[Task brief]
Switch every "step-label" in the data below to "step-caption", and write out all the lines again with nothing else altered.

[Recorded information]
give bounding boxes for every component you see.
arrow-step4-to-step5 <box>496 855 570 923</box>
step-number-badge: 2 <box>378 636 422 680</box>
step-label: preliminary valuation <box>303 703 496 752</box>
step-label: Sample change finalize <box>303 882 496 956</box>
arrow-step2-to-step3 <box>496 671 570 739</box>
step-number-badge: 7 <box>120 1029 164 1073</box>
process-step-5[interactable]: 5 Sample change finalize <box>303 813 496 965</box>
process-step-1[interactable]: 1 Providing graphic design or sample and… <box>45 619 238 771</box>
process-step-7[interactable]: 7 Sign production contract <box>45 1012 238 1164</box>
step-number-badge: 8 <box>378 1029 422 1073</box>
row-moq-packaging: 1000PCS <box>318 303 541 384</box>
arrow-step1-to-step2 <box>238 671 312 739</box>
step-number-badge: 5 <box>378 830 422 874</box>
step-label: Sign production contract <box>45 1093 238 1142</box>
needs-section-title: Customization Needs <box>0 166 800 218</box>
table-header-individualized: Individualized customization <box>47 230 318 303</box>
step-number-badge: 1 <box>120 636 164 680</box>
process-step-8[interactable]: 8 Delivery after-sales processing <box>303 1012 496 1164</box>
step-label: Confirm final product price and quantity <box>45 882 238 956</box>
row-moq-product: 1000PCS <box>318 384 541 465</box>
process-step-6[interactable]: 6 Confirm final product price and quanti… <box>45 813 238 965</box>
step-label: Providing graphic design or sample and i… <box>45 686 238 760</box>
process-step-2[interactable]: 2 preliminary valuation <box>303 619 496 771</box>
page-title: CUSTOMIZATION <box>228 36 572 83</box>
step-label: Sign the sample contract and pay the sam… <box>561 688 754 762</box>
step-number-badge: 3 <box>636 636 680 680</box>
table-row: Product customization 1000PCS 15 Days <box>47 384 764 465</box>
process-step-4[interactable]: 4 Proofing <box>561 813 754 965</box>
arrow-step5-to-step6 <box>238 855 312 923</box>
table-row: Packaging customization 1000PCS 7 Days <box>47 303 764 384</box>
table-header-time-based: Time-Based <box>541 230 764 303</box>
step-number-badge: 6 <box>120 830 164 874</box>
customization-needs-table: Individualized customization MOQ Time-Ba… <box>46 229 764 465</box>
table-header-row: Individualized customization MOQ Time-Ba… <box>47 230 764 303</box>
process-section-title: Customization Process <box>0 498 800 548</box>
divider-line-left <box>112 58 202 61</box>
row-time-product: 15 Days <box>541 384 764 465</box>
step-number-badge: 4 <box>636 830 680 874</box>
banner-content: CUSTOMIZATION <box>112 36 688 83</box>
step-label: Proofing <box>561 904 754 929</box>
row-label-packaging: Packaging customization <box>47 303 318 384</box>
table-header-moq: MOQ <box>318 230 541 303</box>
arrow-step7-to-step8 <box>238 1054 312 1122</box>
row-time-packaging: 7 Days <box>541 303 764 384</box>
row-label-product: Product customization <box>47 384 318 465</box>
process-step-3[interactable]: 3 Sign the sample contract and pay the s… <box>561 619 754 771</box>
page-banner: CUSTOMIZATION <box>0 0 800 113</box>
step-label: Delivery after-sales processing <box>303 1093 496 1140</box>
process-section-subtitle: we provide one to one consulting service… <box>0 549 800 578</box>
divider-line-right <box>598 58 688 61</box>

[Answer to this task]
give bounding boxes for every component you see.
arrow-step4-to-step5 <box>496 855 570 923</box>
step-number-badge: 2 <box>378 636 422 680</box>
step-caption: preliminary valuation <box>303 703 496 752</box>
step-caption: Sample change finalize <box>303 882 496 956</box>
arrow-step2-to-step3 <box>496 671 570 739</box>
step-number-badge: 7 <box>120 1029 164 1073</box>
process-step-5[interactable]: 5 Sample change finalize <box>303 813 496 965</box>
process-step-1[interactable]: 1 Providing graphic design or sample and… <box>45 619 238 771</box>
process-step-7[interactable]: 7 Sign production contract <box>45 1012 238 1164</box>
step-number-badge: 8 <box>378 1029 422 1073</box>
row-moq-packaging: 1000PCS <box>318 303 541 384</box>
arrow-step1-to-step2 <box>238 671 312 739</box>
step-number-badge: 5 <box>378 830 422 874</box>
step-caption: Sign production contract <box>45 1093 238 1142</box>
needs-section-title: Customization Needs <box>0 166 800 218</box>
table-header-individualized: Individualized customization <box>47 230 318 303</box>
step-number-badge: 1 <box>120 636 164 680</box>
process-step-8[interactable]: 8 Delivery after-sales processing <box>303 1012 496 1164</box>
step-caption: Confirm final product price and quantity <box>45 882 238 956</box>
row-moq-product: 1000PCS <box>318 384 541 465</box>
process-step-6[interactable]: 6 Confirm final product price and quanti… <box>45 813 238 965</box>
step-caption: Providing graphic design or sample and i… <box>45 686 238 760</box>
process-step-2[interactable]: 2 preliminary valuation <box>303 619 496 771</box>
page-title: CUSTOMIZATION <box>228 36 572 83</box>
step-caption: Sign the sample contract and pay the sam… <box>561 688 754 762</box>
step-number-badge: 3 <box>636 636 680 680</box>
table-row: Product customization 1000PCS 15 Days <box>47 384 764 465</box>
process-step-4[interactable]: 4 Proofing <box>561 813 754 965</box>
arrow-step5-to-step6 <box>238 855 312 923</box>
table-row: Packaging customization 1000PCS 7 Days <box>47 303 764 384</box>
table-header-time-based: Time-Based <box>541 230 764 303</box>
step-number-badge: 6 <box>120 830 164 874</box>
customization-needs-table: Individualized customization MOQ Time-Ba… <box>46 229 764 465</box>
table-header-row: Individualized customization MOQ Time-Ba… <box>47 230 764 303</box>
process-section-title: Customization Process <box>0 498 800 548</box>
divider-line-left <box>112 58 202 61</box>
row-time-product: 15 Days <box>541 384 764 465</box>
step-number-badge: 4 <box>636 830 680 874</box>
banner-content: CUSTOMIZATION <box>112 36 688 83</box>
step-caption: Proofing <box>561 904 754 929</box>
row-label-packaging: Packaging customization <box>47 303 318 384</box>
table-header-moq: MOQ <box>318 230 541 303</box>
arrow-step7-to-step8 <box>238 1054 312 1122</box>
row-time-packaging: 7 Days <box>541 303 764 384</box>
row-label-product: Product customization <box>47 384 318 465</box>
process-step-3[interactable]: 3 Sign the sample contract and pay the s… <box>561 619 754 771</box>
page-banner: CUSTOMIZATION <box>0 0 800 113</box>
step-caption: Delivery after-sales processing <box>303 1093 496 1140</box>
process-section-subtitle: we provide one to one consulting service… <box>0 549 800 578</box>
divider-line-right <box>598 58 688 61</box>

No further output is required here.